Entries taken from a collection
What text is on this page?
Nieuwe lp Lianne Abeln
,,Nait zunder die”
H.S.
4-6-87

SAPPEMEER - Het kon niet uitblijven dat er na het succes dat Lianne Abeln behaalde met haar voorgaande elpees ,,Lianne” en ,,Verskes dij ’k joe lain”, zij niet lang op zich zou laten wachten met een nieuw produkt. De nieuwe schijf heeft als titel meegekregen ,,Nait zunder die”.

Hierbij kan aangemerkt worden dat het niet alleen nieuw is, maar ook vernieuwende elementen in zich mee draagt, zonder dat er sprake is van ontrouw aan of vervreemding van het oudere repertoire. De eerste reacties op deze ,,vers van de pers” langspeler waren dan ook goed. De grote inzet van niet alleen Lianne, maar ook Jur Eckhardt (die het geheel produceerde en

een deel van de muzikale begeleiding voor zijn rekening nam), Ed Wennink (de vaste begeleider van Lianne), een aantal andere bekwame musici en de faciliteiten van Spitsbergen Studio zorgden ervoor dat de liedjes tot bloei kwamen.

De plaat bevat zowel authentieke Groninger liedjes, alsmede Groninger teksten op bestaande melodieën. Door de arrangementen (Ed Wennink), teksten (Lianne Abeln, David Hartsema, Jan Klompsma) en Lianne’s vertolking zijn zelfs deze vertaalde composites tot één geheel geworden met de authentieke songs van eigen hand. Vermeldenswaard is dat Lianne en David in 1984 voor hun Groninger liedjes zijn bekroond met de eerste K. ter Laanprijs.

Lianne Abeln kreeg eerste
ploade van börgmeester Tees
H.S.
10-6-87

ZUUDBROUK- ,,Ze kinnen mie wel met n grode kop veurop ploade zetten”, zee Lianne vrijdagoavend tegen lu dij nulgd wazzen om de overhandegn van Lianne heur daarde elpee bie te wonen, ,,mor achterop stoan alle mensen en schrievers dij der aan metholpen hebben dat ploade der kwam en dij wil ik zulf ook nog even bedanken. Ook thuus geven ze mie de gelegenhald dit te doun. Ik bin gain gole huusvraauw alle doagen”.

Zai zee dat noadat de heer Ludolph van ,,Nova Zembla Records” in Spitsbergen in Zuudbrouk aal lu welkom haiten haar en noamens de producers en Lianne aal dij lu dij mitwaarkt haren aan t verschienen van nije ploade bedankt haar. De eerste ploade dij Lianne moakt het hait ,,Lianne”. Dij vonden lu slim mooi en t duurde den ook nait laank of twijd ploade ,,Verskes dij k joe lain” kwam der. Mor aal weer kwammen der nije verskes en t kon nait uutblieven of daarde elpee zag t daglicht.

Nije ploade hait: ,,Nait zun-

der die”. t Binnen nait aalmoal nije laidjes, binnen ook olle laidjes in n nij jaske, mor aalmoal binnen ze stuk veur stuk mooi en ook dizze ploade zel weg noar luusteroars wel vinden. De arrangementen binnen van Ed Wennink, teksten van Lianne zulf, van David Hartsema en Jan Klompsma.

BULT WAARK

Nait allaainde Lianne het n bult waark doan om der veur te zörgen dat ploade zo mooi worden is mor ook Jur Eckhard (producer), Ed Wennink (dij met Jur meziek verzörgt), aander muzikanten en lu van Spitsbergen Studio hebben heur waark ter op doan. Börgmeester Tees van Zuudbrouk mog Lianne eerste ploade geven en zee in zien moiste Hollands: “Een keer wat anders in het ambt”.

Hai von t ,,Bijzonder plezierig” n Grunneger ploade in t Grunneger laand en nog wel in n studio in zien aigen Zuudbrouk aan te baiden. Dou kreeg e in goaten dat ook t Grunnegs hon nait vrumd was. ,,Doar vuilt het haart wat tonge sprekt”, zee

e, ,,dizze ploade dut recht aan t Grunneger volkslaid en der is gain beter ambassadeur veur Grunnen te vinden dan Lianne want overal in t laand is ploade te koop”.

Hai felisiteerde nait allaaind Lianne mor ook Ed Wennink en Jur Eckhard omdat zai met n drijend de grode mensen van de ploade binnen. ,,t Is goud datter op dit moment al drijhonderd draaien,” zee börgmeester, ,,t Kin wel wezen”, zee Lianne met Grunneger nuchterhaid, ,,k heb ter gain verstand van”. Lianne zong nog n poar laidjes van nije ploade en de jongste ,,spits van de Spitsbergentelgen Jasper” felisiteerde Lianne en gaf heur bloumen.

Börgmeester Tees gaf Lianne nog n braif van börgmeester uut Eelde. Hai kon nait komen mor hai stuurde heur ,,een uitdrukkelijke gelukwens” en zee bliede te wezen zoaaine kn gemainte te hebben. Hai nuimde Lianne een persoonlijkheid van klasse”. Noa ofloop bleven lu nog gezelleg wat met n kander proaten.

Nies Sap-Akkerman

Problem details
Report how many lines in the listing above include the word "zien". Give nothing but the number.

Output below
2